▶ **REQUIREMENT**:
Pull every line containing "text" from the entries.

Dataset items

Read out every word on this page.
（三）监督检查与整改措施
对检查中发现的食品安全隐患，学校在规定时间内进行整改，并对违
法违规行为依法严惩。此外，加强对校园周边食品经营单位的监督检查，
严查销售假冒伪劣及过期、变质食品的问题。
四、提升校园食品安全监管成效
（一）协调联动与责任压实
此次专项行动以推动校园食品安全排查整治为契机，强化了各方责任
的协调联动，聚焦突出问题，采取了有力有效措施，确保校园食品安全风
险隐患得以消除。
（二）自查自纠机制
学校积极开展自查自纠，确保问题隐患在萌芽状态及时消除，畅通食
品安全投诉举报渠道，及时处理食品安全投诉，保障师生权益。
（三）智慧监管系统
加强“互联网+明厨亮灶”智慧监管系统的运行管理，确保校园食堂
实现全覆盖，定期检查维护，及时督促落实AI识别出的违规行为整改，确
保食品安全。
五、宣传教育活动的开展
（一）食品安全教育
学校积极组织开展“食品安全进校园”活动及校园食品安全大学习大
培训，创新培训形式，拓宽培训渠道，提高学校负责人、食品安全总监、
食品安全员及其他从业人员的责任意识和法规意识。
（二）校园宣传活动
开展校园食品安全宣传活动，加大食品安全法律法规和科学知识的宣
...
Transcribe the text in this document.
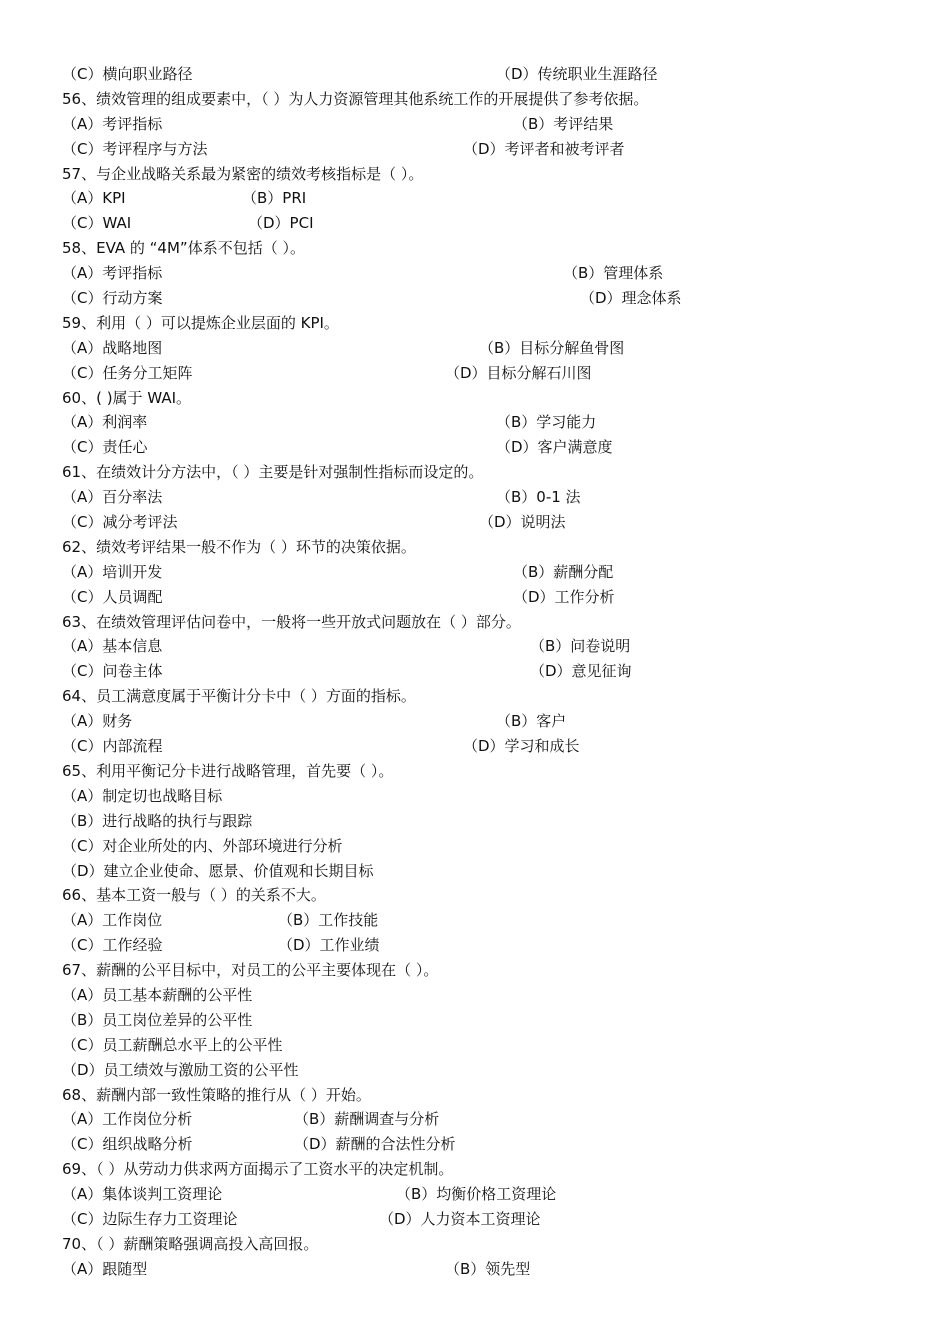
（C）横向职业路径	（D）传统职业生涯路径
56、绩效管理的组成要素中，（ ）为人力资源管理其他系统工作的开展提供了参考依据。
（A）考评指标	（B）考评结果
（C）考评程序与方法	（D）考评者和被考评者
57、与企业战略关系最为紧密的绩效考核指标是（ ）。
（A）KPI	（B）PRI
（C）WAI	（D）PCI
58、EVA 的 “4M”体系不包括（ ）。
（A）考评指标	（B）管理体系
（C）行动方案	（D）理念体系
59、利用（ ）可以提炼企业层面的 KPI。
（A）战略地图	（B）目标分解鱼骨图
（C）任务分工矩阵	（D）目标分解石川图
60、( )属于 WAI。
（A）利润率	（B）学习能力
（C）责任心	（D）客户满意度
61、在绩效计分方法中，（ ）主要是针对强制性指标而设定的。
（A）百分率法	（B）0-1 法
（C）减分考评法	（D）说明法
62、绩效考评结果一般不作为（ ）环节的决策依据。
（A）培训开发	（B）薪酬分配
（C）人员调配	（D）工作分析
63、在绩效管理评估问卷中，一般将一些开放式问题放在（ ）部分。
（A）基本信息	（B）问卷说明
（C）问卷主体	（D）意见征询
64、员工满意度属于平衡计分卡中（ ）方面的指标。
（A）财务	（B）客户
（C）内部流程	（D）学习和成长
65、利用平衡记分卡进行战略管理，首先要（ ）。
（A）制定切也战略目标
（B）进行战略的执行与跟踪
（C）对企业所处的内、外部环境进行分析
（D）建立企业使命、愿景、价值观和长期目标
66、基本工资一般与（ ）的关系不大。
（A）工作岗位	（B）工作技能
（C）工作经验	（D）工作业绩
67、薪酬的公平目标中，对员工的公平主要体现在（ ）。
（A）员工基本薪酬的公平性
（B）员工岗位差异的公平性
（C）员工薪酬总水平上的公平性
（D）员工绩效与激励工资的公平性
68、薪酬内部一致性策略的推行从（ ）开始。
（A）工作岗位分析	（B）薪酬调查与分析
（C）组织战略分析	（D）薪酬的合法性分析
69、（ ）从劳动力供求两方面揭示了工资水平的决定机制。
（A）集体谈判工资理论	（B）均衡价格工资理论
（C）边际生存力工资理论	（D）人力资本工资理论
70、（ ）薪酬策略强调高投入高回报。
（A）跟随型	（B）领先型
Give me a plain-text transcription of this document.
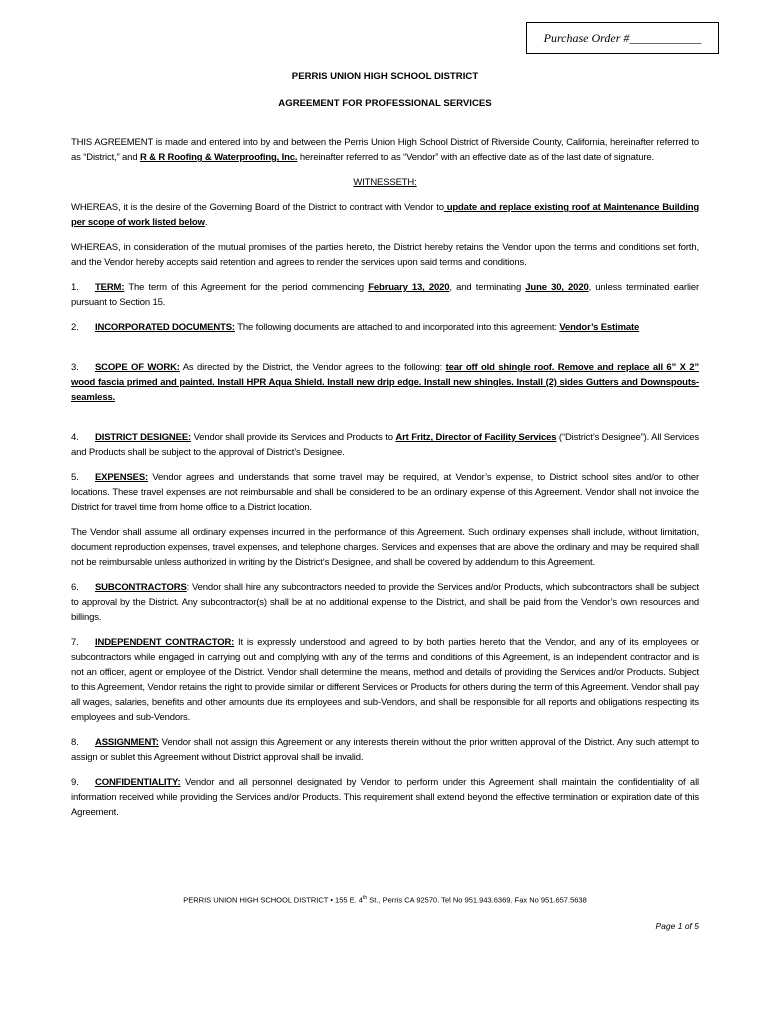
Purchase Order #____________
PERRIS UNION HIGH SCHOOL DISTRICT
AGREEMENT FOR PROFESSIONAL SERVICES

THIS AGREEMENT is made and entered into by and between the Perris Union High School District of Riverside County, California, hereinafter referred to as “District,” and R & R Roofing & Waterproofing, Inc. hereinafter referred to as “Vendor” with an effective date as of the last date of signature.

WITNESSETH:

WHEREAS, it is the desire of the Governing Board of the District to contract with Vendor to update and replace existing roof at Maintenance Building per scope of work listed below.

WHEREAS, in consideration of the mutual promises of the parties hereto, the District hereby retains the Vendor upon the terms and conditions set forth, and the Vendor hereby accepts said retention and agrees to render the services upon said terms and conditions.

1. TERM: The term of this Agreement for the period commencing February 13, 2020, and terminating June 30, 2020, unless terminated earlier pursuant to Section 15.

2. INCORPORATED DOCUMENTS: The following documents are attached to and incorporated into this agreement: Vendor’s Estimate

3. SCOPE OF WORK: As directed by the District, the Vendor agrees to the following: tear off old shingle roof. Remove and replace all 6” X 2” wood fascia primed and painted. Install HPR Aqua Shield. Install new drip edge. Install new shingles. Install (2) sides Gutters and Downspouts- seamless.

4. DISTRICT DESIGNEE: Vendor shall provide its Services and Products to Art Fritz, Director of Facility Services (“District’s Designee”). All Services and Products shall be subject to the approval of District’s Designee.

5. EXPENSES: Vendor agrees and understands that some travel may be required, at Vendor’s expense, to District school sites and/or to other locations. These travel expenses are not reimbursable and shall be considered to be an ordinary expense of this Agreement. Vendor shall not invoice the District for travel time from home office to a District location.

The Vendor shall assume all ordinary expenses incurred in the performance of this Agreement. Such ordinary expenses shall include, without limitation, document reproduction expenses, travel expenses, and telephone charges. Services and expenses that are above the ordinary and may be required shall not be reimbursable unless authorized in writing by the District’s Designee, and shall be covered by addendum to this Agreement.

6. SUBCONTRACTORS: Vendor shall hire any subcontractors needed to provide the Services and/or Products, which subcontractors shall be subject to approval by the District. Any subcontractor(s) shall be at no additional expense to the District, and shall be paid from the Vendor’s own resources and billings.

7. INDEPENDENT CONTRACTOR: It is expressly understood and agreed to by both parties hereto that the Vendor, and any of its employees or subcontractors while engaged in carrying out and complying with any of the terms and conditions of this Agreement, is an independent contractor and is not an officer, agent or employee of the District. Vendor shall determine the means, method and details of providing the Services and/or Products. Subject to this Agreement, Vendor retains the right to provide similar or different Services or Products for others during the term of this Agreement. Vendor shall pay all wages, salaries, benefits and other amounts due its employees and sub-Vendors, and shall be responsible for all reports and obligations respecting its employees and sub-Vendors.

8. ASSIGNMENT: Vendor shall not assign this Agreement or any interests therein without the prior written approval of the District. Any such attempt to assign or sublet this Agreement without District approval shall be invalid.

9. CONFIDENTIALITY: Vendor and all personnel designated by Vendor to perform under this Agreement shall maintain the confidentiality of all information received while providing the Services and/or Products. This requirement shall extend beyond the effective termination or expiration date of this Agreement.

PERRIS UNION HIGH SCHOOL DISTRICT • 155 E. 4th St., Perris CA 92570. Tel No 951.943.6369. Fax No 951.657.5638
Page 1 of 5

▶ **ANSWER FOR THIS EXERCISE**:
Transcribe the text in this document.
Give me a plain-text transcription of this document.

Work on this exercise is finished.